◆ WHAT THE TASK ASKS
Filter the entries below, keeping only lines with the word "accent".

◆ EXTRACTED INFORMATION
+ + + + + + +

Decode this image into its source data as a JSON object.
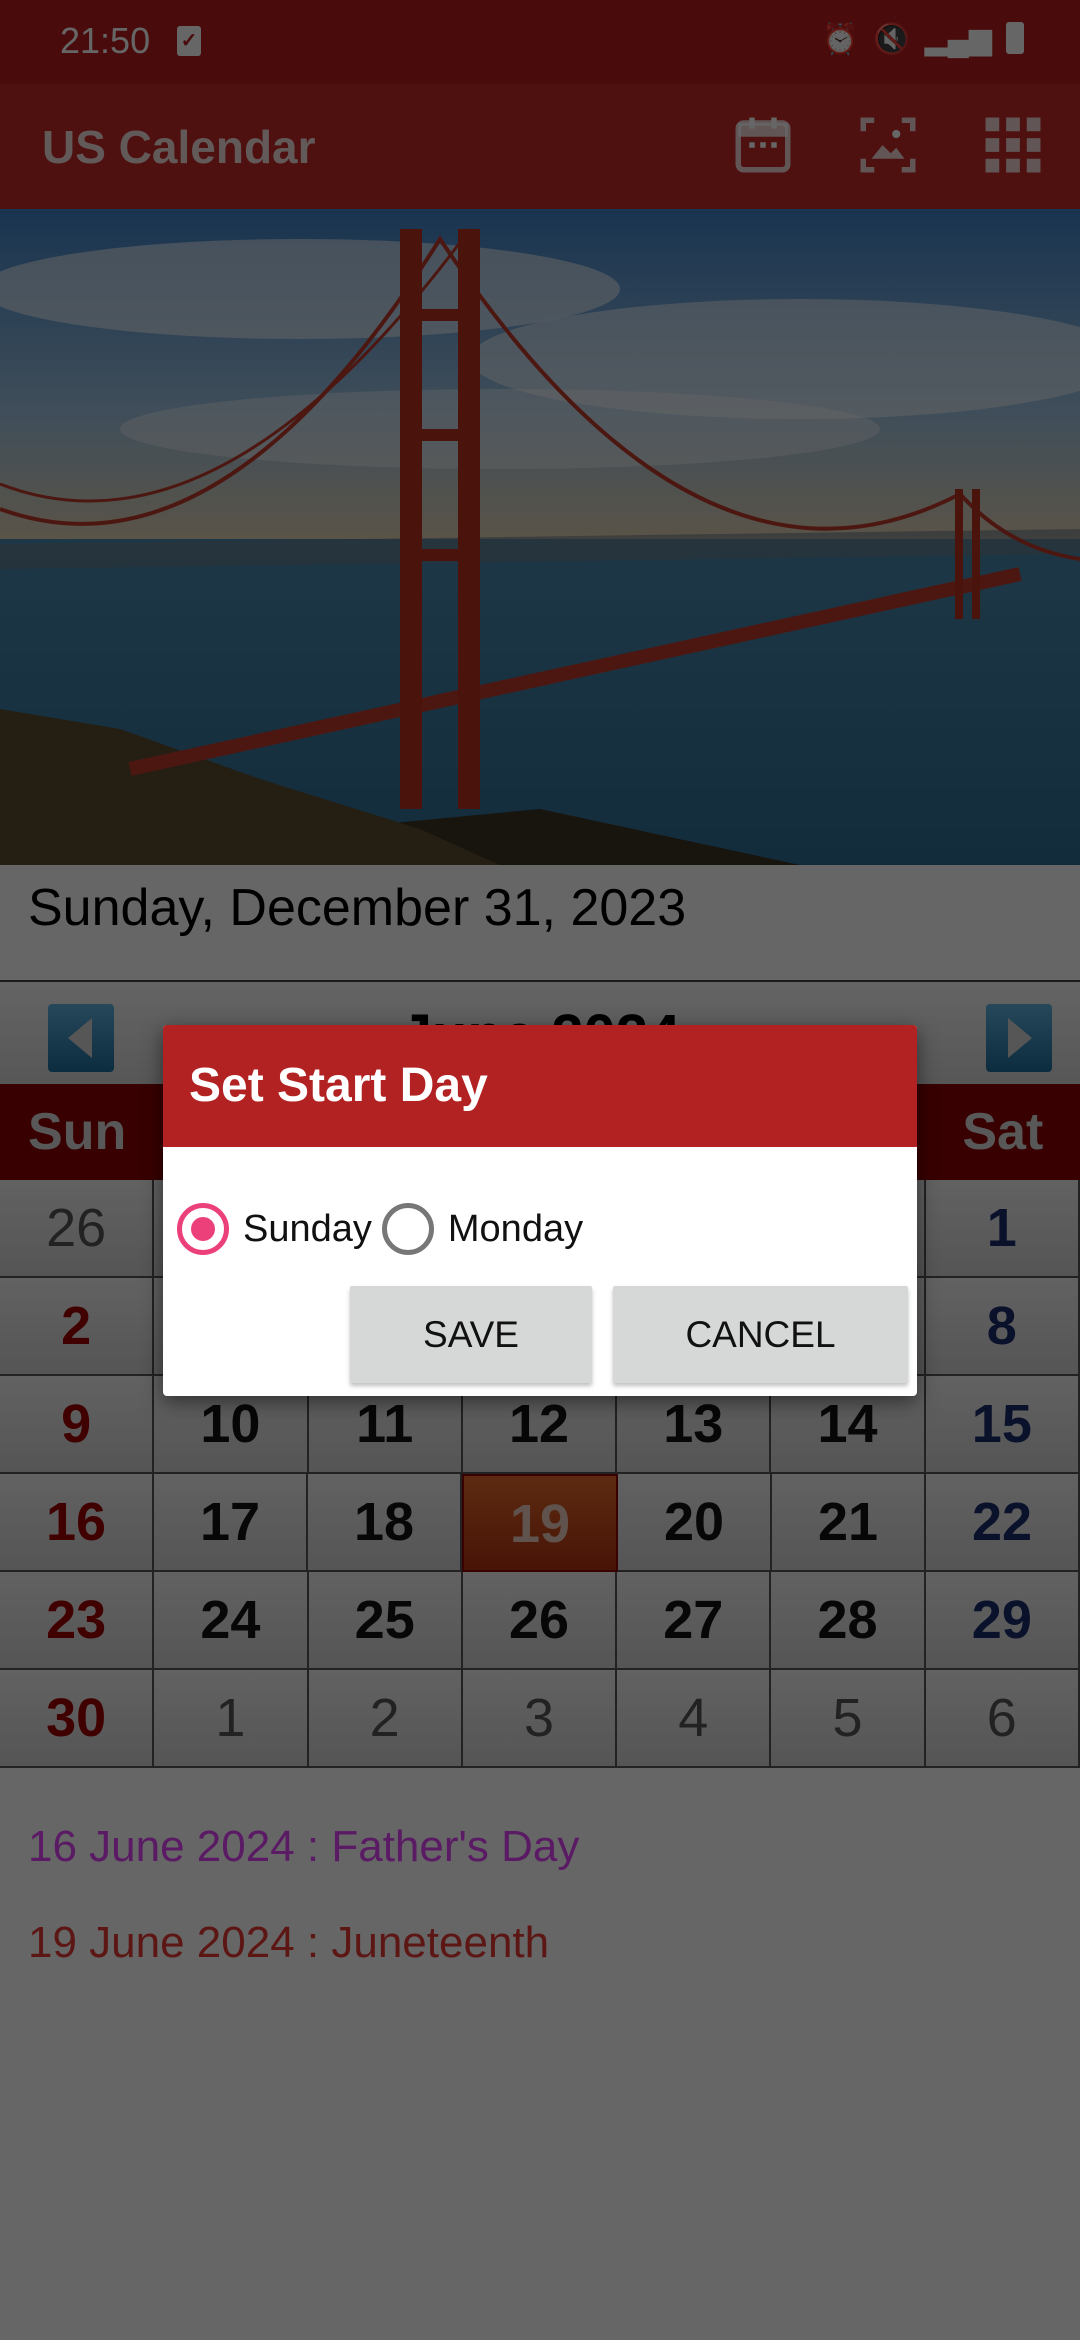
{
  "status_bar": {
    "time": "21:50",
    "icons": [
      "checkbox-notification-icon",
      "alarm-icon",
      "mute-vibrate-icon",
      "signal-icon",
      "battery-icon"
    ]
  },
  "app_bar": {
    "title": "US Calendar",
    "actions": [
      "calendar-icon",
      "wallpaper-icon",
      "grid-menu-icon"
    ]
  },
  "hero_image": "golden-gate-bridge",
  "selected_date": "Sunday, December 31, 2023",
  "calendar": {
    "month_title": "June 2024",
    "weekdays": [
      "Sun",
      "",
      "",
      "",
      "",
      "",
      "Sat"
    ],
    "weeks": [
      [
        {
          "d": "26",
          "t": "other"
        },
        {
          "d": "",
          "t": ""
        },
        {
          "d": "",
          "t": ""
        },
        {
          "d": "",
          "t": ""
        },
        {
          "d": "",
          "t": ""
        },
        {
          "d": "",
          "t": ""
        },
        {
          "d": "1",
          "t": "sat"
        }
      ],
      [
        {
          "d": "2",
          "t": "sun"
        },
        {
          "d": "",
          "t": ""
        },
        {
          "d": "",
          "t": ""
        },
        {
          "d": "",
          "t": ""
        },
        {
          "d": "",
          "t": ""
        },
        {
          "d": "",
          "t": ""
        },
        {
          "d": "8",
          "t": "sat"
        }
      ],
      [
        {
          "d": "9",
          "t": "sun"
        },
        {
          "d": "10",
          "t": ""
        },
        {
          "d": "11",
          "t": ""
        },
        {
          "d": "12",
          "t": ""
        },
        {
          "d": "13",
          "t": ""
        },
        {
          "d": "14",
          "t": ""
        },
        {
          "d": "15",
          "t": "sat"
        }
      ],
      [
        {
          "d": "16",
          "t": "sun"
        },
        {
          "d": "17",
          "t": ""
        },
        {
          "d": "18",
          "t": ""
        },
        {
          "d": "19",
          "t": "today"
        },
        {
          "d": "20",
          "t": ""
        },
        {
          "d": "21",
          "t": ""
        },
        {
          "d": "22",
          "t": "sat"
        }
      ],
      [
        {
          "d": "23",
          "t": "sun"
        },
        {
          "d": "24",
          "t": ""
        },
        {
          "d": "25",
          "t": ""
        },
        {
          "d": "26",
          "t": ""
        },
        {
          "d": "27",
          "t": ""
        },
        {
          "d": "28",
          "t": ""
        },
        {
          "d": "29",
          "t": "sat"
        }
      ],
      [
        {
          "d": "30",
          "t": "sun"
        },
        {
          "d": "1",
          "t": "other"
        },
        {
          "d": "2",
          "t": "other"
        },
        {
          "d": "3",
          "t": "other"
        },
        {
          "d": "4",
          "t": "other"
        },
        {
          "d": "5",
          "t": "other"
        },
        {
          "d": "6",
          "t": "other"
        }
      ]
    ]
  },
  "holidays": [
    {
      "text": "16 June 2024 : Father's Day",
      "color": "#e040fb"
    },
    {
      "text": "19 June 2024 : Juneteenth",
      "color": "#e53935"
    }
  ],
  "dialog": {
    "title": "Set Start Day",
    "options": [
      {
        "label": "Sunday",
        "selected": true
      },
      {
        "label": "Monday",
        "selected": false
      }
    ],
    "save_label": "SAVE",
    "cancel_label": "CANCEL"
  },
  "colors": {
    "accent": "#b22222",
    "radio": "#ec407a"
  }
}
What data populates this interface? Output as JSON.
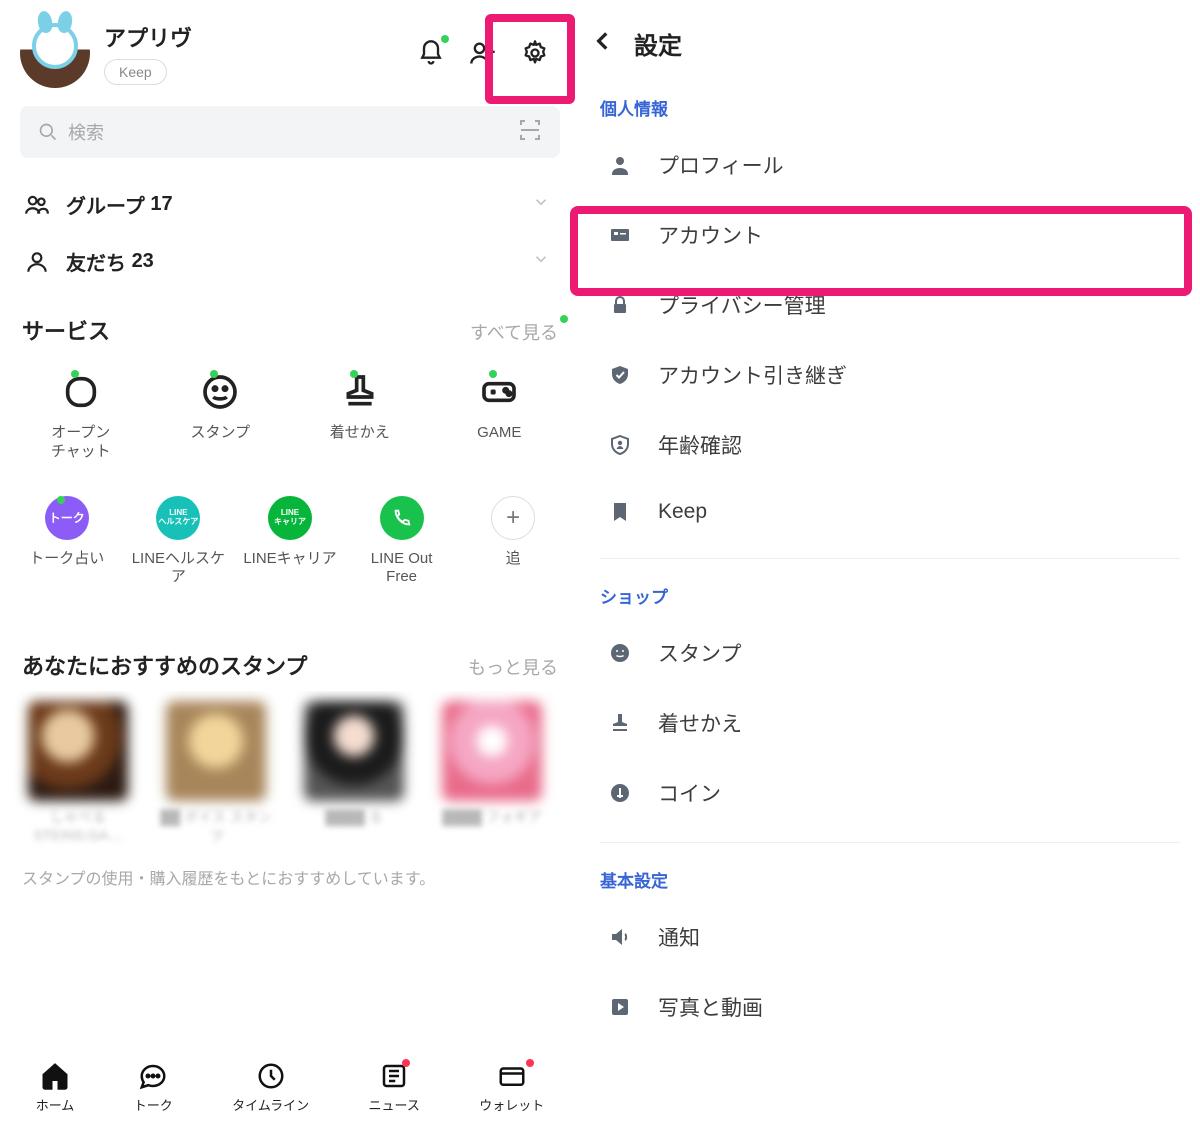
{
  "left": {
    "profile": {
      "name": "アプリヴ",
      "keep": "Keep"
    },
    "search_placeholder": "検索",
    "groups": {
      "label": "グループ",
      "count": "17"
    },
    "friends": {
      "label": "友だち",
      "count": "23"
    },
    "services": {
      "title": "サービス",
      "all_link": "すべて見る",
      "row1": [
        {
          "label": "オープン\nチャット"
        },
        {
          "label": "スタンプ"
        },
        {
          "label": "着せかえ"
        },
        {
          "label": "GAME"
        }
      ],
      "row2": [
        {
          "label": "トーク占い",
          "badge": "トーク"
        },
        {
          "label": "LINEヘルスケア",
          "badge": "LINE\nヘルスケア"
        },
        {
          "label": "LINEキャリア",
          "badge": "LINE\nキャリア"
        },
        {
          "label": "LINE Out\nFree"
        },
        {
          "label": "追"
        }
      ]
    },
    "stamps": {
      "title": "あなたにおすすめのスタンプ",
      "more": "もっと見る",
      "hint": "スタンプの使用・購入履歴をもとにおすすめしています。"
    },
    "nav": {
      "home": "ホーム",
      "talk": "トーク",
      "timeline": "タイムライン",
      "news": "ニュース",
      "wallet": "ウォレット"
    }
  },
  "right": {
    "title": "設定",
    "sections": {
      "personal": {
        "label": "個人情報",
        "items": {
          "profile": "プロフィール",
          "account": "アカウント",
          "privacy": "プライバシー管理",
          "transfer": "アカウント引き継ぎ",
          "age": "年齢確認",
          "keep": "Keep"
        }
      },
      "shop": {
        "label": "ショップ",
        "items": {
          "stamp": "スタンプ",
          "theme": "着せかえ",
          "coin": "コイン"
        }
      },
      "basic": {
        "label": "基本設定",
        "items": {
          "notif": "通知",
          "media": "写真と動画"
        }
      }
    }
  }
}
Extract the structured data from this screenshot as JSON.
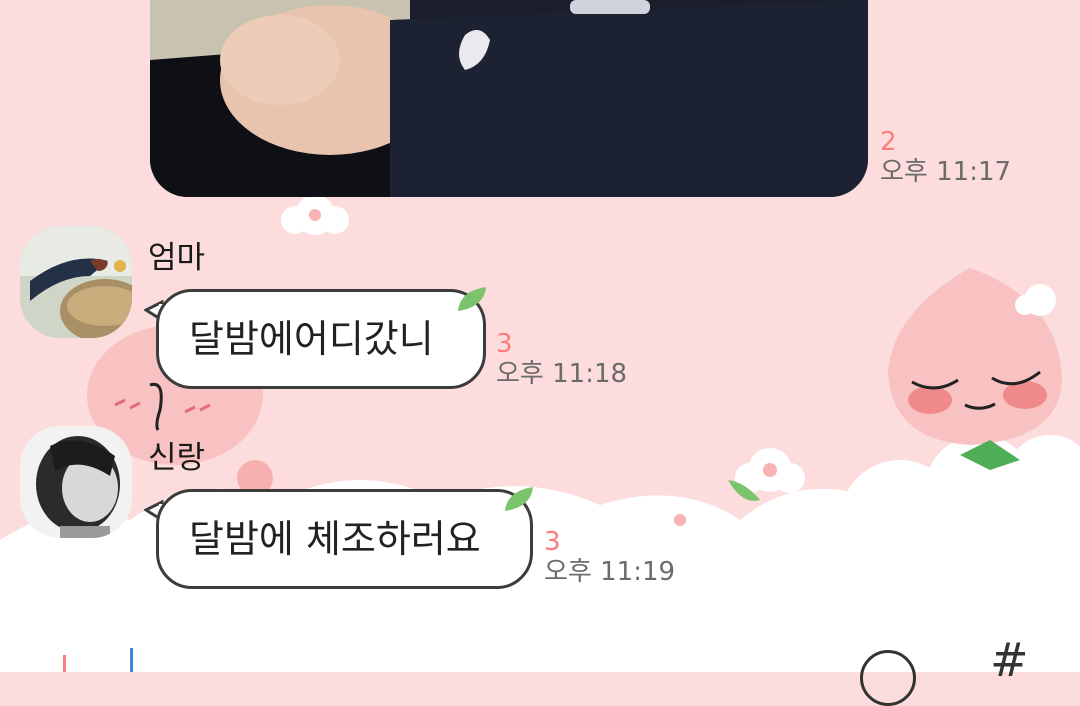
{
  "colors": {
    "background": "#fcdcdc",
    "bubble_bg": "#ffffff",
    "bubble_border": "#3c3c3c",
    "unread_count": "#ff7a7a",
    "timestamp": "#6b6b6b",
    "leaf_green": "#7cc36d",
    "input_caret": "#3a8ad8"
  },
  "messages": [
    {
      "type": "photo",
      "unread": "2",
      "time": "오후 11:17"
    },
    {
      "type": "text",
      "sender": "엄마",
      "avatar": "swallow-nest-photo",
      "text": "달밤에어디갔니",
      "unread": "3",
      "time": "오후 11:18"
    },
    {
      "type": "text",
      "sender": "신랑",
      "avatar": "child-profile-photo",
      "text": "달밤에 체조하러요",
      "unread": "3",
      "time": "오후 11:19"
    }
  ],
  "input_bar": {
    "icons": [
      "attach-icon",
      "emoji-icon",
      "hashtag-icon"
    ]
  }
}
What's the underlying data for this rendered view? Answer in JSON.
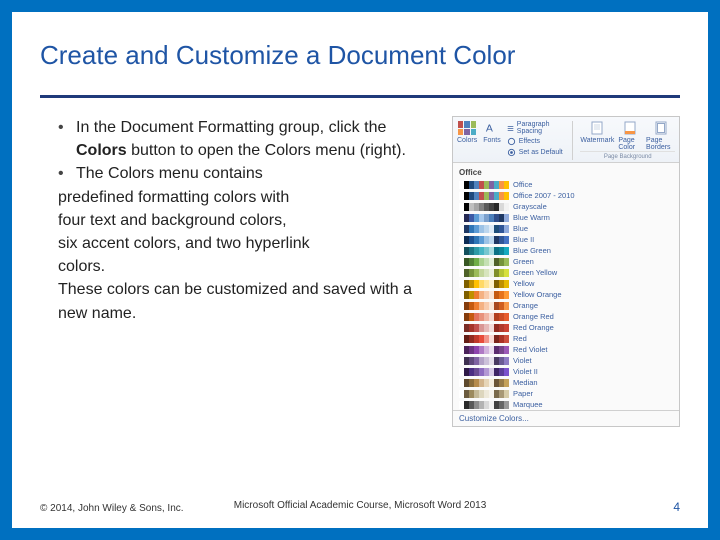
{
  "title": "Create and Customize a Document Color",
  "bullets": {
    "b1_pre": "In the Document Formatting group, click the ",
    "b1_bold": "Colors",
    "b1_post": " button to open the Colors menu (right).",
    "b2": "The Colors menu contains",
    "cont1": "predefined formatting colors with",
    "cont2": "four text and background colors,",
    "cont3": "six accent colors, and two hyperlink",
    "cont4": "colors.",
    "cont5": "These colors can be customized and saved with a new name."
  },
  "ribbon": {
    "colors": "Colors",
    "fonts": "Fonts",
    "paragraph_spacing": "Paragraph Spacing",
    "effects": "Effects",
    "set_default": "Set as Default",
    "watermark": "Watermark",
    "page_color": "Page Color",
    "page_borders": "Page Borders",
    "group_label": "Page Background"
  },
  "colors_menu": {
    "header": "Office",
    "themes": [
      "Office",
      "Office 2007 - 2010",
      "Grayscale",
      "Blue Warm",
      "Blue",
      "Blue II",
      "Blue Green",
      "Green",
      "Green Yellow",
      "Yellow",
      "Yellow Orange",
      "Orange",
      "Orange Red",
      "Red Orange",
      "Red",
      "Red Violet",
      "Violet",
      "Violet II",
      "Median",
      "Paper",
      "Marquee"
    ],
    "customize": "Customize Colors..."
  },
  "theme_palettes": [
    [
      "#ffffff",
      "#000000",
      "#1f497d",
      "#4f81bd",
      "#c0504d",
      "#9bbb59",
      "#8064a2",
      "#4bacc6",
      "#f79646",
      "#ffc000"
    ],
    [
      "#ffffff",
      "#000000",
      "#1f497d",
      "#4f81bd",
      "#c0504d",
      "#9bbb59",
      "#8064a2",
      "#4bacc6",
      "#f79646",
      "#ffc000"
    ],
    [
      "#ffffff",
      "#000000",
      "#bfbfbf",
      "#a6a6a6",
      "#808080",
      "#595959",
      "#404040",
      "#262626",
      "#d9d9d9",
      "#f2f2f2"
    ],
    [
      "#ffffff",
      "#242852",
      "#3c5aa6",
      "#5b9bd5",
      "#a5c8ed",
      "#7ba0cd",
      "#4a7ebb",
      "#2e4d8a",
      "#1f3864",
      "#8faadc"
    ],
    [
      "#ffffff",
      "#1f3864",
      "#2e75b6",
      "#5b9bd5",
      "#9dc3e6",
      "#bdd7ee",
      "#deebf7",
      "#1f4e79",
      "#2f5597",
      "#8faadc"
    ],
    [
      "#ffffff",
      "#0d2c54",
      "#1b5091",
      "#2e75b6",
      "#5b9bd5",
      "#9dc3e6",
      "#bdd7ee",
      "#203864",
      "#2f5597",
      "#4472c4"
    ],
    [
      "#ffffff",
      "#134f5c",
      "#1c7685",
      "#2e9ba6",
      "#45b5c4",
      "#76c7d0",
      "#a9dde1",
      "#0b7285",
      "#0c8599",
      "#15aabf"
    ],
    [
      "#ffffff",
      "#385723",
      "#538135",
      "#70ad47",
      "#a9d18e",
      "#c5e0b4",
      "#e2f0d9",
      "#4f6228",
      "#76933c",
      "#9bbb59"
    ],
    [
      "#ffffff",
      "#4f6228",
      "#76933c",
      "#9bbb59",
      "#c3d69b",
      "#d7e4bd",
      "#ebf1dd",
      "#7f8f29",
      "#b5c535",
      "#d6e03d"
    ],
    [
      "#ffffff",
      "#7f6000",
      "#bf9000",
      "#ffc000",
      "#ffd966",
      "#ffe699",
      "#fff2cc",
      "#806000",
      "#bf8f00",
      "#e6b800"
    ],
    [
      "#ffffff",
      "#806000",
      "#bf8f00",
      "#ed7d31",
      "#f4b183",
      "#f8cbad",
      "#fbe5d6",
      "#c55a11",
      "#e6731b",
      "#ff9933"
    ],
    [
      "#ffffff",
      "#843c0c",
      "#c55a11",
      "#ed7d31",
      "#f4b183",
      "#f8cbad",
      "#fbe5d6",
      "#a8471e",
      "#d05d1e",
      "#f79646"
    ],
    [
      "#ffffff",
      "#843c0c",
      "#c55a11",
      "#e2725b",
      "#e8927c",
      "#f0b5a4",
      "#f7d8cf",
      "#b23e1e",
      "#cc4b24",
      "#e65c2e"
    ],
    [
      "#ffffff",
      "#7b2d26",
      "#a5352b",
      "#c0504d",
      "#d99694",
      "#e6b9b8",
      "#f2dcdb",
      "#922b21",
      "#b03a2e",
      "#cb4335"
    ],
    [
      "#ffffff",
      "#641e16",
      "#922b21",
      "#c0392b",
      "#e74c3c",
      "#f1948a",
      "#fadbd8",
      "#7b241c",
      "#a93226",
      "#cd4f3e"
    ],
    [
      "#ffffff",
      "#4a235a",
      "#6c3483",
      "#8e44ad",
      "#af7ac5",
      "#d2b4de",
      "#ebdef0",
      "#5b2c6f",
      "#76448a",
      "#9b59b6"
    ],
    [
      "#ffffff",
      "#3f3151",
      "#604a7b",
      "#8064a2",
      "#b3a2c7",
      "#ccc1da",
      "#e6e0ec",
      "#4a3b63",
      "#6b5b95",
      "#8e7cc3"
    ],
    [
      "#ffffff",
      "#2e1a47",
      "#4b2e83",
      "#6a4c93",
      "#8e6cc0",
      "#b399d4",
      "#d9cce9",
      "#3d2466",
      "#5c3d99",
      "#7b52cc"
    ],
    [
      "#ffffff",
      "#5e4a2e",
      "#8a6d3b",
      "#b58b4c",
      "#d2b48c",
      "#e6d5b8",
      "#f5eee0",
      "#6b5537",
      "#977b49",
      "#c4a15a"
    ],
    [
      "#ffffff",
      "#6b5b3e",
      "#9c8a5e",
      "#c4b998",
      "#ddd6bd",
      "#eee9da",
      "#f7f4ec",
      "#7a6a4a",
      "#a89875",
      "#d6cba8"
    ],
    [
      "#ffffff",
      "#2a2a2a",
      "#595959",
      "#8c8c8c",
      "#b3b3b3",
      "#d9d9d9",
      "#f2f2f2",
      "#404040",
      "#666666",
      "#999999"
    ]
  ],
  "footer": {
    "copyright": "© 2014, John Wiley & Sons, Inc.",
    "center": "Microsoft Official Academic Course, Microsoft Word 2013",
    "page": "4"
  }
}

+ + + + + + +

◆ THE ANSWER
    "accent": "#b22222",
    "cont3": "six accent colors, and two hyperlink",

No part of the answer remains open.